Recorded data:
-.-.-

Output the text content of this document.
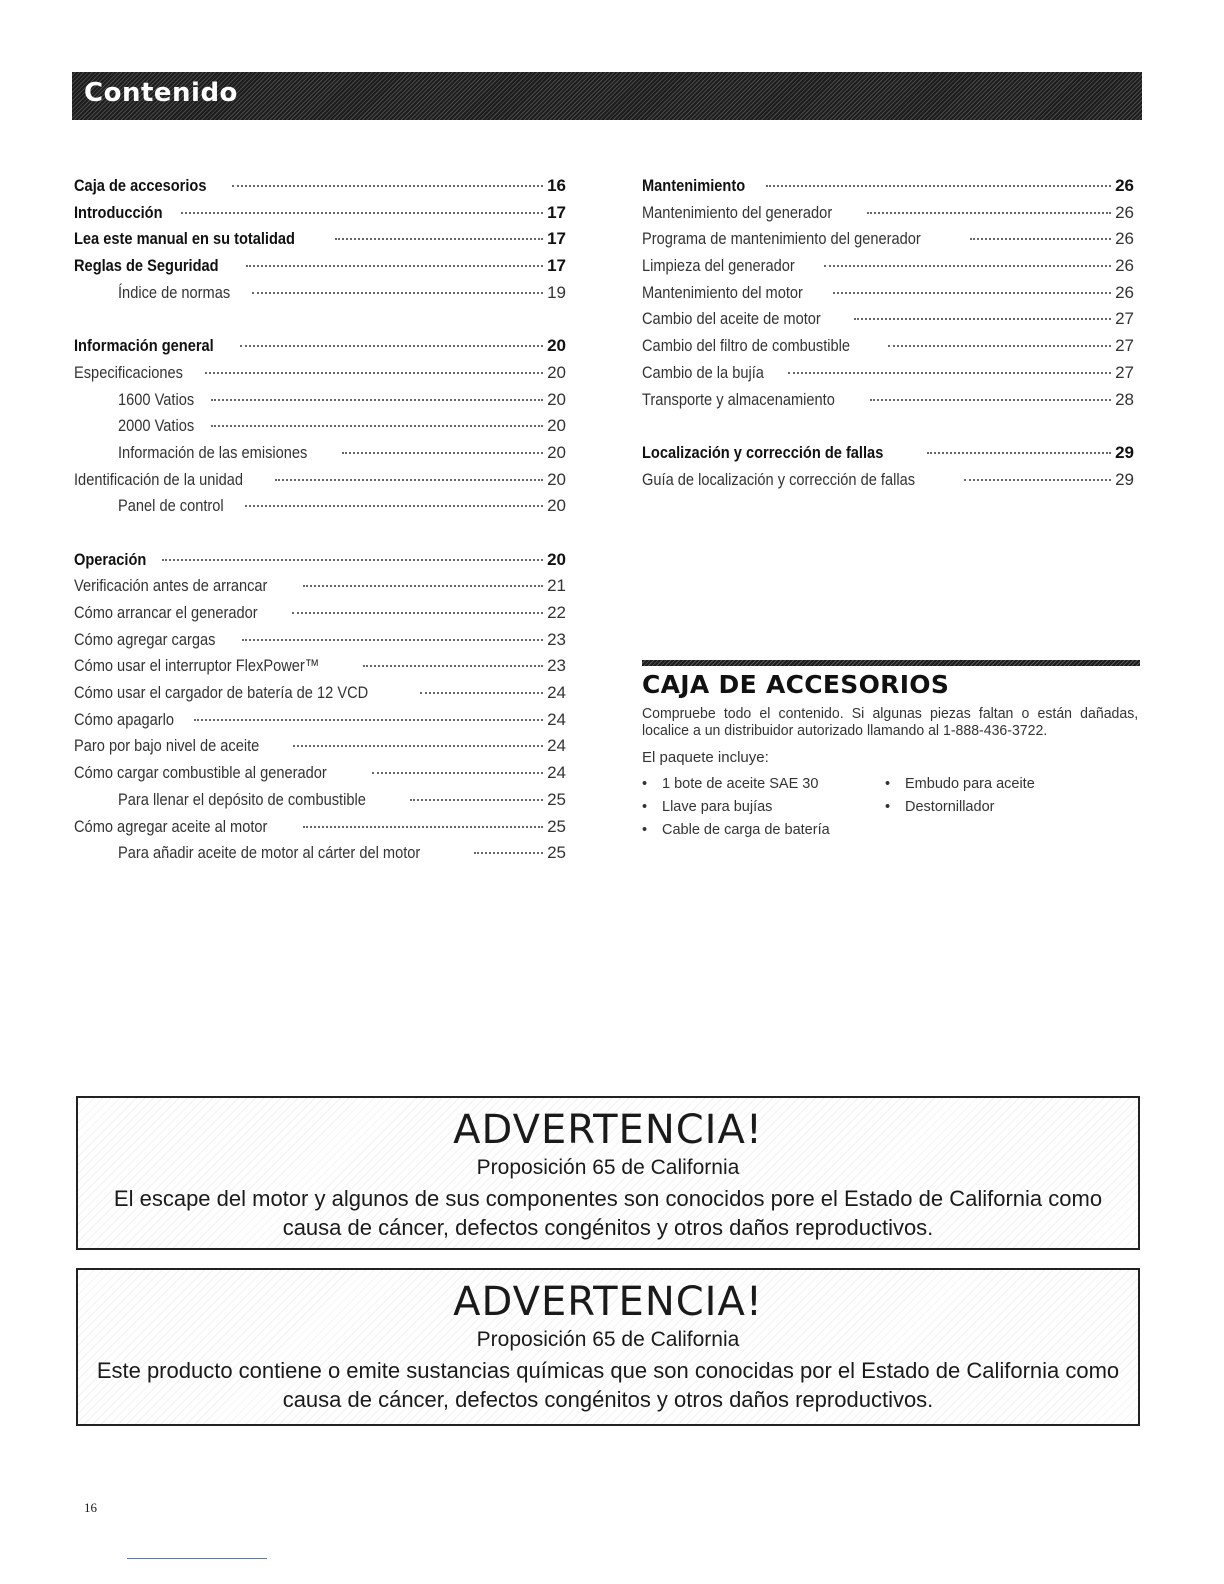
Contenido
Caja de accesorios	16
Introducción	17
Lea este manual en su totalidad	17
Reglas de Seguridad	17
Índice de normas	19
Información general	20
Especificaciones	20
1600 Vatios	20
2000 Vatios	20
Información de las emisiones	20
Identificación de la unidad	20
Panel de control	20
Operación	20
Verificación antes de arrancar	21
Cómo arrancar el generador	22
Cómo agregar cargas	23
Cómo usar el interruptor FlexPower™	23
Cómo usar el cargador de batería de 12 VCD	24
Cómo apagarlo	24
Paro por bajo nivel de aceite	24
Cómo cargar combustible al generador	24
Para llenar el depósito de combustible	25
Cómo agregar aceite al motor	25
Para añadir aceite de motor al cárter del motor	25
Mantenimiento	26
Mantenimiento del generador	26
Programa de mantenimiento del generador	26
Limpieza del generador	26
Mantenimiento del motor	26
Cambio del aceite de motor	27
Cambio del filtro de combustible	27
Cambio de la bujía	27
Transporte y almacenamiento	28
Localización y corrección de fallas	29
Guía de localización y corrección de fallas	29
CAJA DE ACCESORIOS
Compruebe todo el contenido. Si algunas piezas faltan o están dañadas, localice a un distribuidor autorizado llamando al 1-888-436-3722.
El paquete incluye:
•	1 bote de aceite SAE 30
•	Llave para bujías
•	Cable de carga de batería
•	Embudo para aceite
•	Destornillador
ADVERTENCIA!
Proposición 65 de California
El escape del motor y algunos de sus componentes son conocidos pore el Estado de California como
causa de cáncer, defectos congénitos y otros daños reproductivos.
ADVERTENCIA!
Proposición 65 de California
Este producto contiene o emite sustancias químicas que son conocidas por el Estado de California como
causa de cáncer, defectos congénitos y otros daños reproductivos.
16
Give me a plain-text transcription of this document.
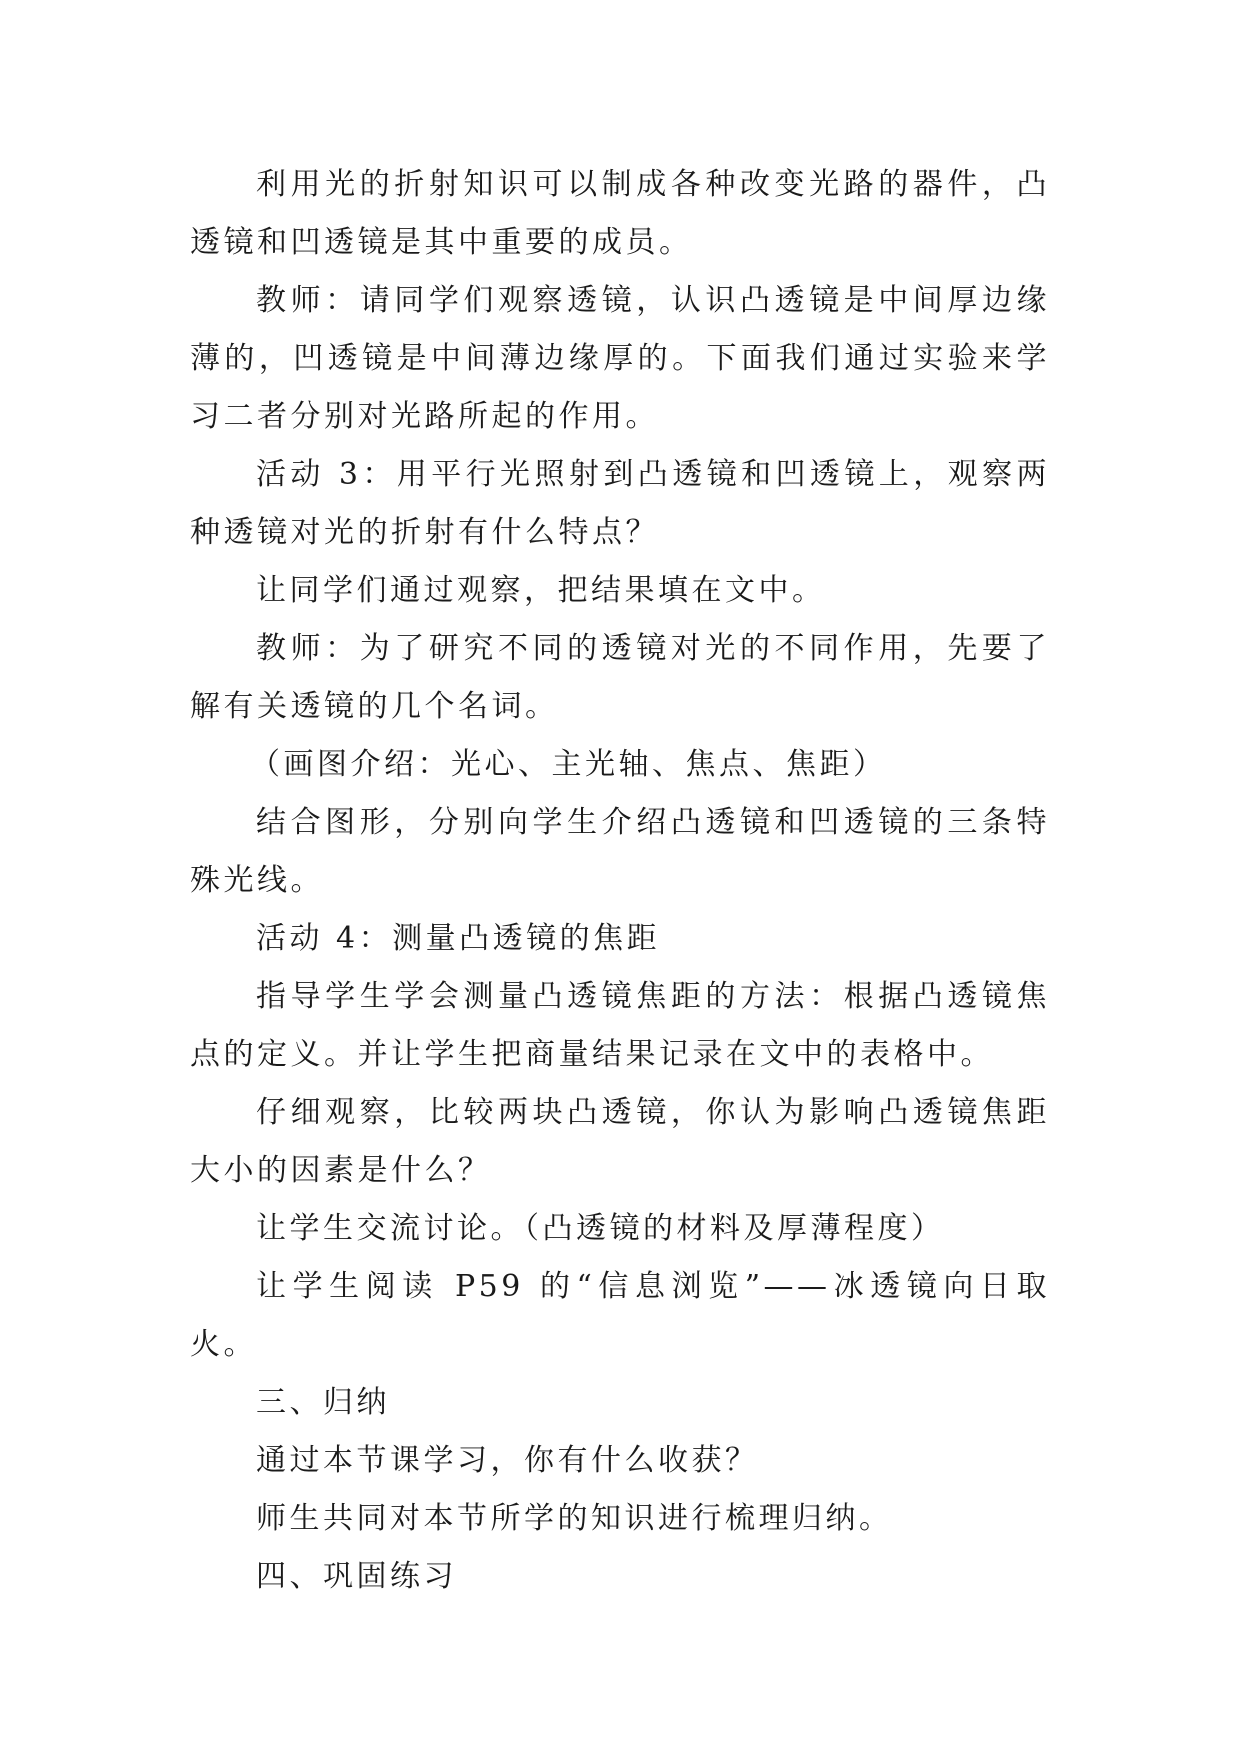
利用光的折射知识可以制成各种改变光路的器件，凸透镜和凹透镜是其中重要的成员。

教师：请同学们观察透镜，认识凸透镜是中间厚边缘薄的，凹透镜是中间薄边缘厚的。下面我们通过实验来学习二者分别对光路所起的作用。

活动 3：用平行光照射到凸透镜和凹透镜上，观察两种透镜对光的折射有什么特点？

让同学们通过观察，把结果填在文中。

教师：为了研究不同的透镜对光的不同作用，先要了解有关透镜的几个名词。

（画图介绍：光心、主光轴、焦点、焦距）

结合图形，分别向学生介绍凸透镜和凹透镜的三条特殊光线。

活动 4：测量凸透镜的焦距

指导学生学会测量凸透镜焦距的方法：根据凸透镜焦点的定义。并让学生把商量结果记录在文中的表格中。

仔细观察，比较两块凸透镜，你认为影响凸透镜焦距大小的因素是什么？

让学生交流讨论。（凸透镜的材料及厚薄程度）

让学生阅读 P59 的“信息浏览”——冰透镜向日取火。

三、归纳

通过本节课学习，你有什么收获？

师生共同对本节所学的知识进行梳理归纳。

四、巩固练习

-.-.-

**What is required**
Pick out the lines above containing the word "corrección", then copy them.

**Worked answer**
Localización y corrección de fallas	29
Guía de localización y corrección de fallas	29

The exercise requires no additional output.